PROBLEM DESCRIPTION:
Copy each line where the word "boiling" occurs.

[Stored items from a collection]
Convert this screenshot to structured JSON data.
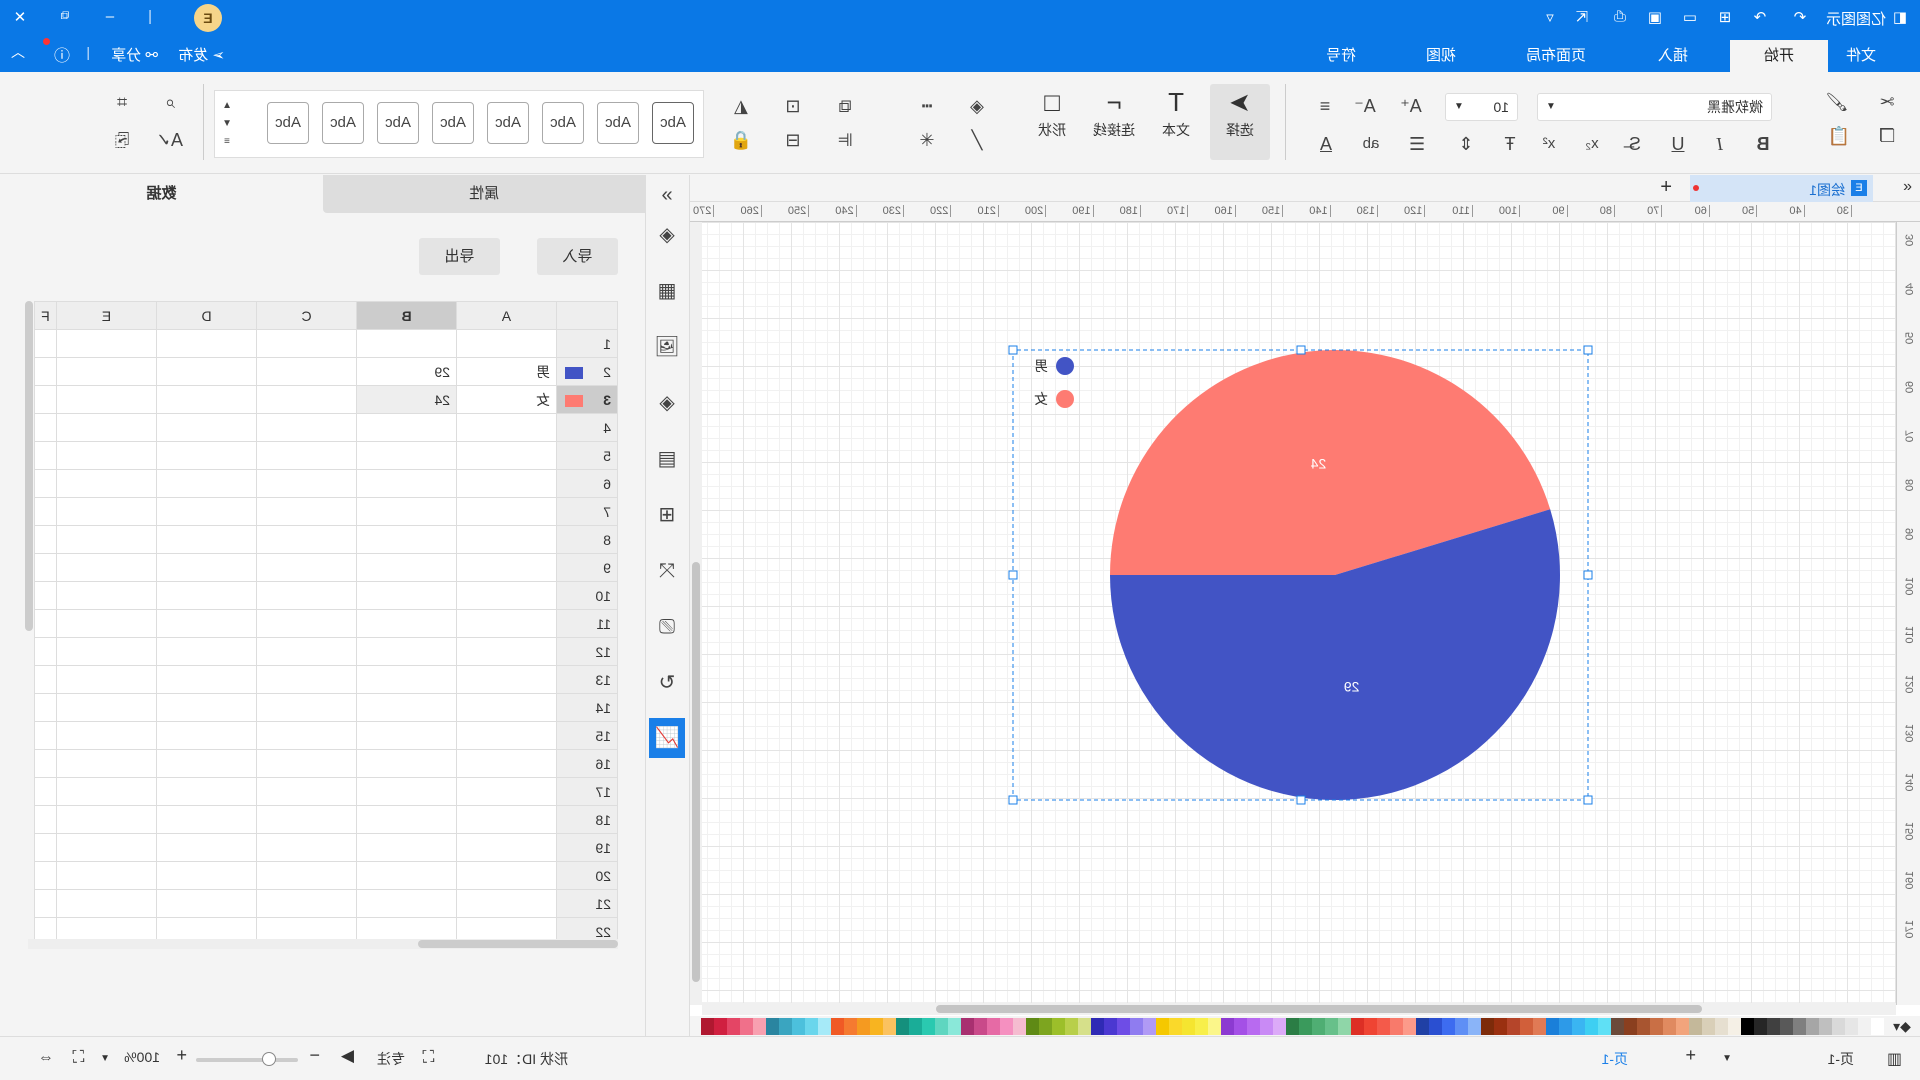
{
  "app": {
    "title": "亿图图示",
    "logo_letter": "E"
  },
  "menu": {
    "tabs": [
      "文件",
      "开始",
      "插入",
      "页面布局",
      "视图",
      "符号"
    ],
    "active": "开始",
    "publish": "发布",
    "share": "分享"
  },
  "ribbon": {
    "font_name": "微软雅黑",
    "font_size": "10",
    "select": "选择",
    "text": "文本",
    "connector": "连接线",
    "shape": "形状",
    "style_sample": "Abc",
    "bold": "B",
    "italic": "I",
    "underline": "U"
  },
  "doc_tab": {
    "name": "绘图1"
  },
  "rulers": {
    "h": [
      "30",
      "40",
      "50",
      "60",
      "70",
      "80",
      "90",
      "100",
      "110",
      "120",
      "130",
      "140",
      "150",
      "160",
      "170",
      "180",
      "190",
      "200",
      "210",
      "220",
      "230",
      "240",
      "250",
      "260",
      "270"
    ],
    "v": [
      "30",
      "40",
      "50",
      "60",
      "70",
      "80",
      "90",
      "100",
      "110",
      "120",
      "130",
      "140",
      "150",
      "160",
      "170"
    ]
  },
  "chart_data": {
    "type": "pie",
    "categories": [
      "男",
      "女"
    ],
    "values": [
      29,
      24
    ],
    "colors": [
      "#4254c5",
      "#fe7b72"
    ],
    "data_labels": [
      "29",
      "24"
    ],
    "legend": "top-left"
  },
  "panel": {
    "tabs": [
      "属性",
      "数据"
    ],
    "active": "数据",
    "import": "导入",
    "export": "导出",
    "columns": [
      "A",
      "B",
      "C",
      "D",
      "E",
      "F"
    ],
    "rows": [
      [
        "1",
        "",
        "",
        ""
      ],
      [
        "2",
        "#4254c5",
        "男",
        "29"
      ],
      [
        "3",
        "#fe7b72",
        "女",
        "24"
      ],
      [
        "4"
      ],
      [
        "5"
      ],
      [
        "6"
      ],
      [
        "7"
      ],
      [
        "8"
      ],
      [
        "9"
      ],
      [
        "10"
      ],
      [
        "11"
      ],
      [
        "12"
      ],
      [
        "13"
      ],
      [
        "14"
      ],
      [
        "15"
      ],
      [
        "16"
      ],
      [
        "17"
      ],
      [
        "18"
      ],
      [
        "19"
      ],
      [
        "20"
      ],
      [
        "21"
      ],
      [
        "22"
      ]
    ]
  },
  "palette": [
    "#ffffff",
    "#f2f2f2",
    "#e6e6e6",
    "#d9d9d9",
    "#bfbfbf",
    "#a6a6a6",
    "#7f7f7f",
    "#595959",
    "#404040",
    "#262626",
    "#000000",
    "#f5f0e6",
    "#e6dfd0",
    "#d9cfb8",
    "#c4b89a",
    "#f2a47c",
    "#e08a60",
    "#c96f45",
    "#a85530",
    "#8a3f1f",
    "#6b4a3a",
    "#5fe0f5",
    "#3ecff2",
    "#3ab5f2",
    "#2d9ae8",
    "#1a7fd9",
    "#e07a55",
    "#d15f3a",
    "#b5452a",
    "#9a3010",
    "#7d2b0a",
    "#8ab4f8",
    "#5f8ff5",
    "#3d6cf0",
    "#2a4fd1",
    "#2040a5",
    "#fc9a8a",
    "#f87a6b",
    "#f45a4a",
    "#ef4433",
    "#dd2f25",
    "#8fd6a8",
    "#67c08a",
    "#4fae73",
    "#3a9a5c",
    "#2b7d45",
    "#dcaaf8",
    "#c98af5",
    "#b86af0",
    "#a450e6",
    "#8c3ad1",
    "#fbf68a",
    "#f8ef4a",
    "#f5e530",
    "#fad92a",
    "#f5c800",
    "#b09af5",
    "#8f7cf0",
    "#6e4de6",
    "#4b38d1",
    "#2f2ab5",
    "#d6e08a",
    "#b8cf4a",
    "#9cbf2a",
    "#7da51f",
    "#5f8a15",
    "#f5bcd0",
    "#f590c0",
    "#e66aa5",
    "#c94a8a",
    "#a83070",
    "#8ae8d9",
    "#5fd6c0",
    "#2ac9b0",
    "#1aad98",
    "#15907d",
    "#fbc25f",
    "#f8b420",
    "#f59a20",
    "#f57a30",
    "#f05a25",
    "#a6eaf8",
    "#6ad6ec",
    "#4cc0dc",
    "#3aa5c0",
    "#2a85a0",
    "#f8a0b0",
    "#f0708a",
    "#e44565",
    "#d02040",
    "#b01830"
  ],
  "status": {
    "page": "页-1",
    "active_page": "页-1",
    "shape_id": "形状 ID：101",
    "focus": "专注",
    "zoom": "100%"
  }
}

---

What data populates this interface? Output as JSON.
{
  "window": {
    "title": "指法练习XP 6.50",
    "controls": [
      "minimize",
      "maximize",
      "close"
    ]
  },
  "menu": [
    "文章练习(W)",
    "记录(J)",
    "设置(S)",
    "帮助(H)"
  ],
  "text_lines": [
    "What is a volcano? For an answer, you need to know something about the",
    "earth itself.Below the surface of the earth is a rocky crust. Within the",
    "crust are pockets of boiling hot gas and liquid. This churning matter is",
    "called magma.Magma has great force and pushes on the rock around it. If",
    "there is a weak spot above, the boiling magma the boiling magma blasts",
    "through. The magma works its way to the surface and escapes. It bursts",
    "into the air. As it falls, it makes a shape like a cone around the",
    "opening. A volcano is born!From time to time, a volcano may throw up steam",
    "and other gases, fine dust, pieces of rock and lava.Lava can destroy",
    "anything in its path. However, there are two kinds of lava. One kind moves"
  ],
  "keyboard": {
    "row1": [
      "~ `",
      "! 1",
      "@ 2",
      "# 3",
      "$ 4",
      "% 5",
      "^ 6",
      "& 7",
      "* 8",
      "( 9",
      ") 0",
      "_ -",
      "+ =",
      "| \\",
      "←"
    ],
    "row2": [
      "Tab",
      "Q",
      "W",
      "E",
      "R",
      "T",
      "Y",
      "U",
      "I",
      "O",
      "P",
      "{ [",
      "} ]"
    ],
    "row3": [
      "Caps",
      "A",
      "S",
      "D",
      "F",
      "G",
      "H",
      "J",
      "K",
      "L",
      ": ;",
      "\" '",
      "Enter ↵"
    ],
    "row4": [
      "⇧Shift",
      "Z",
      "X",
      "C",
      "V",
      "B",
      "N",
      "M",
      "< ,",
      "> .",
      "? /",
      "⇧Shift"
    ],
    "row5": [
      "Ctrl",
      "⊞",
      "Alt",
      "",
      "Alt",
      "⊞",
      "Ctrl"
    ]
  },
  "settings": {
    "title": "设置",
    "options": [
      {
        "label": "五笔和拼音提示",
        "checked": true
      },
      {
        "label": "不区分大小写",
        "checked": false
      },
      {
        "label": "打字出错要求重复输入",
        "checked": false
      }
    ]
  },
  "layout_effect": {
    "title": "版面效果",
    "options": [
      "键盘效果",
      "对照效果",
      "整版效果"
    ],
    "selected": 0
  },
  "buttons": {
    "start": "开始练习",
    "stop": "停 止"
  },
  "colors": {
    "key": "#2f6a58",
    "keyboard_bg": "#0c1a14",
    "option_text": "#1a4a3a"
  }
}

==

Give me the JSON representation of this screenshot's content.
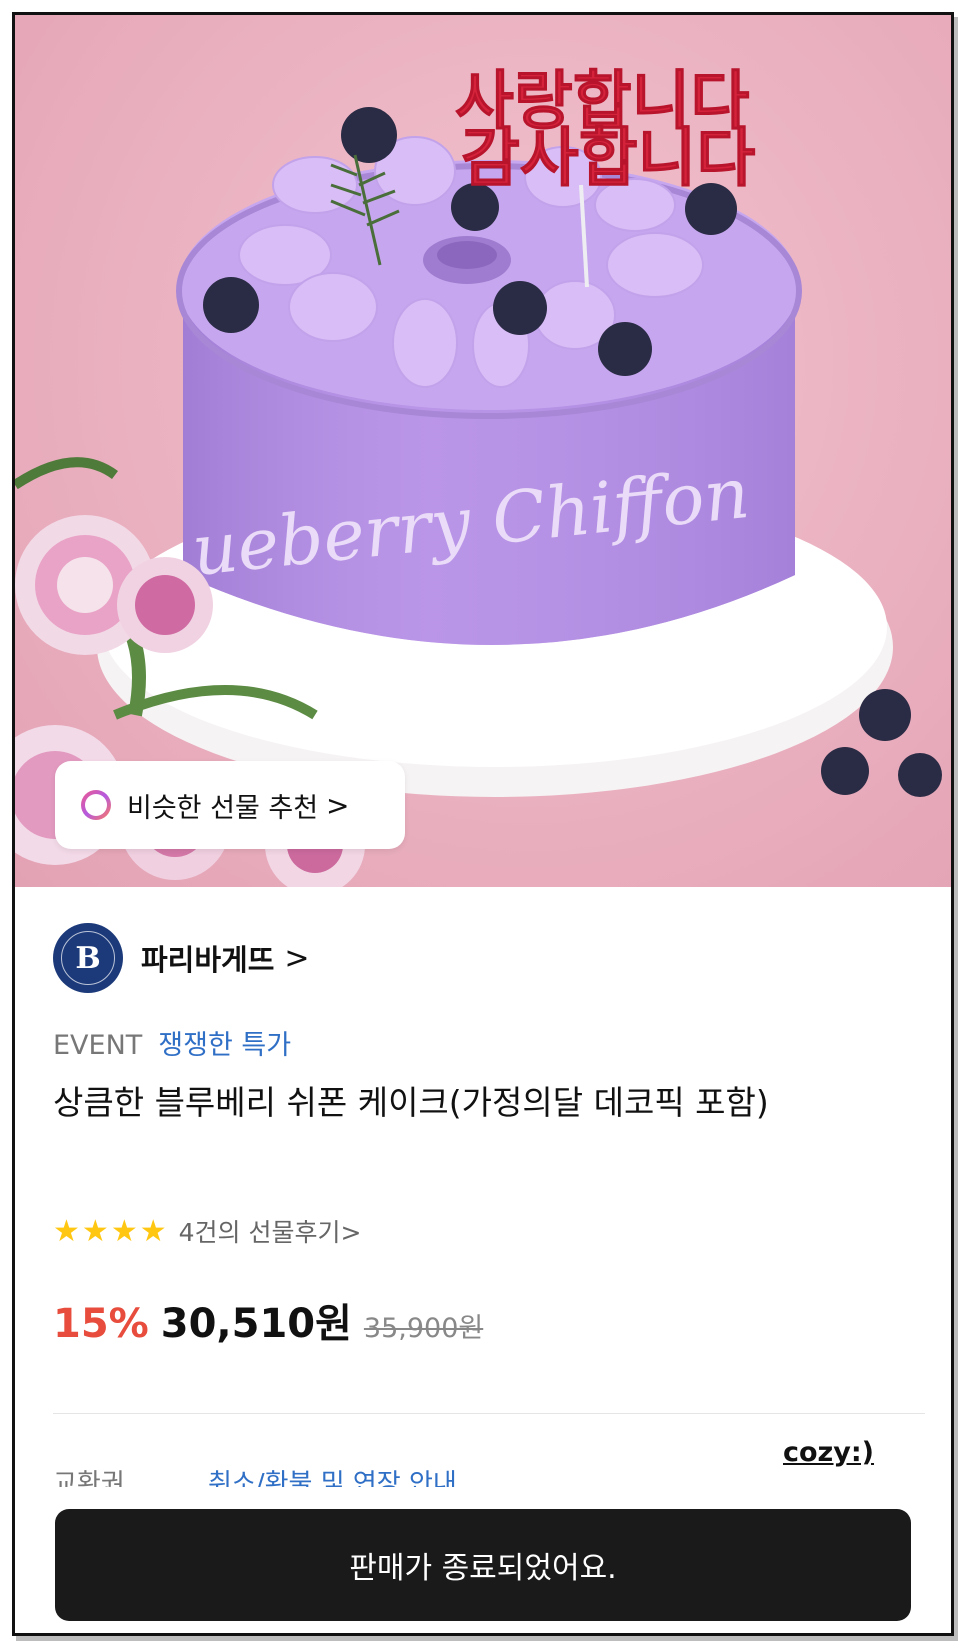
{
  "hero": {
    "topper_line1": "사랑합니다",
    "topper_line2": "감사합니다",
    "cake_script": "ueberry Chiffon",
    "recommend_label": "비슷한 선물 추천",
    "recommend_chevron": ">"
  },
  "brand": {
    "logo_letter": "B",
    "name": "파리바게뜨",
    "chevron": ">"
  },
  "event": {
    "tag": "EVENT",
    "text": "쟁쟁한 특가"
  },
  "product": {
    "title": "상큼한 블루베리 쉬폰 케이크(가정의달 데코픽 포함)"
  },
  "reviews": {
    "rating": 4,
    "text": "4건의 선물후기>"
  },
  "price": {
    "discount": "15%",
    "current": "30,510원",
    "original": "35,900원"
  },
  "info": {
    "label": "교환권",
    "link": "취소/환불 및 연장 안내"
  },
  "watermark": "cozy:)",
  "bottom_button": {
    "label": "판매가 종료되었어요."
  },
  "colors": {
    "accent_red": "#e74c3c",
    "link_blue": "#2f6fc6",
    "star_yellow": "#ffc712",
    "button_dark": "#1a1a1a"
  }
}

RESULT OF THE EXERCISE:
    "crust are pockets of boiling hot gas and liquid. This churning matter is",
    "there is a weak spot above, the boiling magma the boiling magma blasts",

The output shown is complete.